Einträge zur räumlichen Anordnung:
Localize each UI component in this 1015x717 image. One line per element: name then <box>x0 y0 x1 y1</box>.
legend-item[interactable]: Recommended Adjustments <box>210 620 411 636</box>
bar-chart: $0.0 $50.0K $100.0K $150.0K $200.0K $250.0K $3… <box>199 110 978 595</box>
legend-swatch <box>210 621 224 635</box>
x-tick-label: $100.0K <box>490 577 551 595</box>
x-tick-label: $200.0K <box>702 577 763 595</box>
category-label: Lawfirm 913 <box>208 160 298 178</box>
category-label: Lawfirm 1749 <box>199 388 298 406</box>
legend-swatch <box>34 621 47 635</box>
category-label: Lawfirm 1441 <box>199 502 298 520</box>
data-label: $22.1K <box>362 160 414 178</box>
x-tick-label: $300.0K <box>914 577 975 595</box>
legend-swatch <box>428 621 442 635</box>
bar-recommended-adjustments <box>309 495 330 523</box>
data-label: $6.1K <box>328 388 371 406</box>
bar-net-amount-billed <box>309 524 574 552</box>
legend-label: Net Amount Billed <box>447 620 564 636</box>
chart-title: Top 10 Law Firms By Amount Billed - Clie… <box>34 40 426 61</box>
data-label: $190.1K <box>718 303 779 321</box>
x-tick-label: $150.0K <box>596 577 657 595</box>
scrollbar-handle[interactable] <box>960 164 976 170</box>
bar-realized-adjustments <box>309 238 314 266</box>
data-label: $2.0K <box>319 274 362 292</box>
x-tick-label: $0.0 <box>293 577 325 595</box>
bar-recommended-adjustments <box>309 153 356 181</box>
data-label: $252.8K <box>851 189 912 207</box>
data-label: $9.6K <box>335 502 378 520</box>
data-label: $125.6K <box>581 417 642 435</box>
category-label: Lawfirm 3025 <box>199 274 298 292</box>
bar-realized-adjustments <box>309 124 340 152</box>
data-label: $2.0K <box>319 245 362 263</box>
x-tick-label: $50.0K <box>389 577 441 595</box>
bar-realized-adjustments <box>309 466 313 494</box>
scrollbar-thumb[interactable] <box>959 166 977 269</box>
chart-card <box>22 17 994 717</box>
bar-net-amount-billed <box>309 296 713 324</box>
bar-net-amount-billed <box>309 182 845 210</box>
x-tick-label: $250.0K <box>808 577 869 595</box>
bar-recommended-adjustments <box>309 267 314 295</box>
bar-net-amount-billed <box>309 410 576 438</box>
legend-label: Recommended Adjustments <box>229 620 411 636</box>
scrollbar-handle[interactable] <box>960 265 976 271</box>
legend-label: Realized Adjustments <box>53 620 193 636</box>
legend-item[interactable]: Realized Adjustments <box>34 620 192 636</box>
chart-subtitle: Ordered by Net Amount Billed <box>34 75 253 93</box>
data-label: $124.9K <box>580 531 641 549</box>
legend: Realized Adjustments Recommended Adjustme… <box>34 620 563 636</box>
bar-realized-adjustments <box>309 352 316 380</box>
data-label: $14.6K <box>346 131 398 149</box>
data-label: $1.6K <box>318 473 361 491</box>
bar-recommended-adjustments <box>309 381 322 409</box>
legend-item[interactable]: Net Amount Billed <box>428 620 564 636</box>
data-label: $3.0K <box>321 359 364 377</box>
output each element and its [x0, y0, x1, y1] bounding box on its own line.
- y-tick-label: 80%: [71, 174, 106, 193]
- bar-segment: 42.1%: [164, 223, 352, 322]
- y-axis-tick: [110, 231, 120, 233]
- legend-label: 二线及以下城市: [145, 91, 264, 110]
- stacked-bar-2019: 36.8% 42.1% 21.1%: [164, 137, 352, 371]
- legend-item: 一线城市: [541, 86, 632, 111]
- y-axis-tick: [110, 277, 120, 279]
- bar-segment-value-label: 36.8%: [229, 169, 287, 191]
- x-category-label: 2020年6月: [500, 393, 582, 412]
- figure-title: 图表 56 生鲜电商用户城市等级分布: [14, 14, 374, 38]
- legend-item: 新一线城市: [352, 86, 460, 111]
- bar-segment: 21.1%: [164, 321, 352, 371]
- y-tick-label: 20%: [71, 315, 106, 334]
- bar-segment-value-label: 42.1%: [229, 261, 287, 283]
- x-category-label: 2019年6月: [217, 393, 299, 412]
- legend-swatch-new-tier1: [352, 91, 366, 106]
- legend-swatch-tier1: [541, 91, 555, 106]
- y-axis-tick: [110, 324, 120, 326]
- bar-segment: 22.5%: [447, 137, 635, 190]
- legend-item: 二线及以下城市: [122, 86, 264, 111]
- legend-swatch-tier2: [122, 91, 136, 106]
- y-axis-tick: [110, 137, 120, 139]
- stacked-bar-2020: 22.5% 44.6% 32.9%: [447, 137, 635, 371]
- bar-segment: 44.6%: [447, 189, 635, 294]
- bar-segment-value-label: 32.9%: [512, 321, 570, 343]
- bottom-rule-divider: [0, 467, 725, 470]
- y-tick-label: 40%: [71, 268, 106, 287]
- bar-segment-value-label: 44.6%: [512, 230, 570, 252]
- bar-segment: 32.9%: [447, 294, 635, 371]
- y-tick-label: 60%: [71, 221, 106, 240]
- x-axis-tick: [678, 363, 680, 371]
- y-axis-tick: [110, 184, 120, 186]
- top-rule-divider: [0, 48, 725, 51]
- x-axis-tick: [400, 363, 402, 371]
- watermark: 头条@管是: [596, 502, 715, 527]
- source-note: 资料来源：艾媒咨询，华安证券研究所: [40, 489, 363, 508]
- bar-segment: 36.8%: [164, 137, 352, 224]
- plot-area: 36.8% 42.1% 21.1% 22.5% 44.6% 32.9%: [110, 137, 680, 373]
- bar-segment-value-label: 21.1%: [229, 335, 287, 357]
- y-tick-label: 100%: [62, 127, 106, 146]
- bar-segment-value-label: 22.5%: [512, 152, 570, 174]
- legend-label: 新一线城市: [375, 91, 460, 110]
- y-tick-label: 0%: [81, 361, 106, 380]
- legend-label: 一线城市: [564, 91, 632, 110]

▶ _Aufgabe_
Gib alle obigen Zeilen genau so wieder, wie sie dastehen.

▶ _Lösung_
Localize each UI component in this 1015x717 image. One line per element: name then <box>x0 y0 x1 y1</box>.
legend-item[interactable]: Recommended Adjustments <box>210 620 411 636</box>
bar-chart: $0.0 $50.0K $100.0K $150.0K $200.0K $250.0K $3… <box>199 110 978 595</box>
legend-swatch <box>210 621 224 635</box>
x-tick-label: $100.0K <box>490 577 551 595</box>
x-tick-label: $200.0K <box>702 577 763 595</box>
category-label: Lawfirm 913 <box>208 160 298 178</box>
category-label: Lawfirm 1749 <box>199 388 298 406</box>
legend-swatch <box>34 621 47 635</box>
category-label: Lawfirm 1441 <box>199 502 298 520</box>
data-label: $22.1K <box>362 160 414 178</box>
x-tick-label: $300.0K <box>914 577 975 595</box>
legend-swatch <box>428 621 442 635</box>
bar-recommended-adjustments <box>309 495 330 523</box>
data-label: $6.1K <box>328 388 371 406</box>
bar-net-amount-billed <box>309 524 574 552</box>
legend-label: Net Amount Billed <box>447 620 564 636</box>
chart-title: Top 10 Law Firms By Amount Billed - Clie… <box>34 40 426 61</box>
data-label: $190.1K <box>718 303 779 321</box>
x-tick-label: $150.0K <box>596 577 657 595</box>
scrollbar-handle[interactable] <box>960 164 976 170</box>
bar-realized-adjustments <box>309 238 314 266</box>
data-label: $2.0K <box>319 274 362 292</box>
x-tick-label: $0.0 <box>293 577 325 595</box>
bar-recommended-adjustments <box>309 153 356 181</box>
data-label: $252.8K <box>851 189 912 207</box>
data-label: $9.6K <box>335 502 378 520</box>
data-label: $125.6K <box>581 417 642 435</box>
category-label: Lawfirm 3025 <box>199 274 298 292</box>
bar-realized-adjustments <box>309 124 340 152</box>
data-label: $2.0K <box>319 245 362 263</box>
x-tick-label: $50.0K <box>389 577 441 595</box>
bar-realized-adjustments <box>309 466 313 494</box>
scrollbar-thumb[interactable] <box>959 166 977 269</box>
chart-card <box>22 17 994 717</box>
bar-net-amount-billed <box>309 296 713 324</box>
bar-net-amount-billed <box>309 182 845 210</box>
x-tick-label: $250.0K <box>808 577 869 595</box>
bar-recommended-adjustments <box>309 267 314 295</box>
bar-net-amount-billed <box>309 410 576 438</box>
legend-label: Recommended Adjustments <box>229 620 411 636</box>
scrollbar-handle[interactable] <box>960 265 976 271</box>
legend-label: Realized Adjustments <box>53 620 193 636</box>
legend-item[interactable]: Realized Adjustments <box>34 620 192 636</box>
chart-subtitle: Ordered by Net Amount Billed <box>34 75 253 93</box>
data-label: $124.9K <box>580 531 641 549</box>
legend: Realized Adjustments Recommended Adjustme… <box>34 620 563 636</box>
bar-realized-adjustments <box>309 352 316 380</box>
data-label: $14.6K <box>346 131 398 149</box>
data-label: $1.6K <box>318 473 361 491</box>
bar-recommended-adjustments <box>309 381 322 409</box>
legend-item[interactable]: Net Amount Billed <box>428 620 564 636</box>
data-label: $3.0K <box>321 359 364 377</box>
output each element and its [x0, y0, x1, y1] bounding box on its own line.
- y-tick-label: 80%: [71, 174, 106, 193]
- bar-segment: 42.1%: [164, 223, 352, 322]
- y-axis-tick: [110, 231, 120, 233]
- legend-label: 二线及以下城市: [145, 91, 264, 110]
- stacked-bar-2019: 36.8% 42.1% 21.1%: [164, 137, 352, 371]
- legend-item: 一线城市: [541, 86, 632, 111]
- y-axis-tick: [110, 277, 120, 279]
- bar-segment-value-label: 36.8%: [229, 169, 287, 191]
- x-category-label: 2020年6月: [500, 393, 582, 412]
- figure-title: 图表 56 生鲜电商用户城市等级分布: [14, 14, 374, 38]
- legend-item: 新一线城市: [352, 86, 460, 111]
- bar-segment: 21.1%: [164, 321, 352, 371]
- y-tick-label: 20%: [71, 315, 106, 334]
- bar-segment-value-label: 42.1%: [229, 261, 287, 283]
- x-category-label: 2019年6月: [217, 393, 299, 412]
- legend-swatch-new-tier1: [352, 91, 366, 106]
- legend-swatch-tier1: [541, 91, 555, 106]
- y-axis-tick: [110, 324, 120, 326]
- bar-segment: 22.5%: [447, 137, 635, 190]
- legend-item: 二线及以下城市: [122, 86, 264, 111]
- legend-swatch-tier2: [122, 91, 136, 106]
- y-axis-tick: [110, 137, 120, 139]
- stacked-bar-2020: 22.5% 44.6% 32.9%: [447, 137, 635, 371]
- bar-segment: 44.6%: [447, 189, 635, 294]
- bar-segment-value-label: 32.9%: [512, 321, 570, 343]
- bottom-rule-divider: [0, 467, 725, 470]
- y-tick-label: 40%: [71, 268, 106, 287]
- bar-segment-value-label: 44.6%: [512, 230, 570, 252]
- bar-segment: 32.9%: [447, 294, 635, 371]
- y-tick-label: 60%: [71, 221, 106, 240]
- x-axis-tick: [678, 363, 680, 371]
- y-axis-tick: [110, 184, 120, 186]
- top-rule-divider: [0, 48, 725, 51]
- x-axis-tick: [400, 363, 402, 371]
- watermark: 头条@管是: [596, 502, 715, 527]
- source-note: 资料来源：艾媒咨询，华安证券研究所: [40, 489, 363, 508]
- bar-segment: 36.8%: [164, 137, 352, 224]
- plot-area: 36.8% 42.1% 21.1% 22.5% 44.6% 32.9%: [110, 137, 680, 373]
- bar-segment-value-label: 21.1%: [229, 335, 287, 357]
- y-tick-label: 100%: [62, 127, 106, 146]
- bar-segment-value-label: 22.5%: [512, 152, 570, 174]
- legend-label: 新一线城市: [375, 91, 460, 110]
- y-tick-label: 0%: [81, 361, 106, 380]
- legend-label: 一线城市: [564, 91, 632, 110]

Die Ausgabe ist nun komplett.